[Stored records]

---------------

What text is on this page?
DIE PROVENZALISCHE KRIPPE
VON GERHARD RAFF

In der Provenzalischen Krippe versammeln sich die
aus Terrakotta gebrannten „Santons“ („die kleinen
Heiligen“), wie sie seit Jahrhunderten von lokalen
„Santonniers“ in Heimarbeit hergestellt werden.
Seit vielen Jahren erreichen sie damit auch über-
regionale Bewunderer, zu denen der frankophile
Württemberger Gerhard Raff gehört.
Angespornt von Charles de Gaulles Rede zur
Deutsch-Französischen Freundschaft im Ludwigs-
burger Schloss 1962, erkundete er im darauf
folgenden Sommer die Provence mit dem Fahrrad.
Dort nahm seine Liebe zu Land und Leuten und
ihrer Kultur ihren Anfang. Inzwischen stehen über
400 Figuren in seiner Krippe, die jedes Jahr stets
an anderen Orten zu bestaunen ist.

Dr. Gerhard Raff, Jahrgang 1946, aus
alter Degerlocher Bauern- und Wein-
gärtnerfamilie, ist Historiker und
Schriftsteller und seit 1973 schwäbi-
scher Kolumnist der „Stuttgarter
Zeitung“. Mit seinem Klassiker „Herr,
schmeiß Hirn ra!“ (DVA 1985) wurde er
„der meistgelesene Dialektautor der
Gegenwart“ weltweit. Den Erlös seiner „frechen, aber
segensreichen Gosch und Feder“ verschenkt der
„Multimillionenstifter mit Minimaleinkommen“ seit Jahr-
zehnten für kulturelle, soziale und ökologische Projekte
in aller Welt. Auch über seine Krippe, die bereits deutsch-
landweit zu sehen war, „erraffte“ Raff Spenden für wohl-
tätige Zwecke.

---------------

• [To do]:
Identify how many lines in the entries above include the string "seiner", then state that number alone.

• [Worked solution]:
2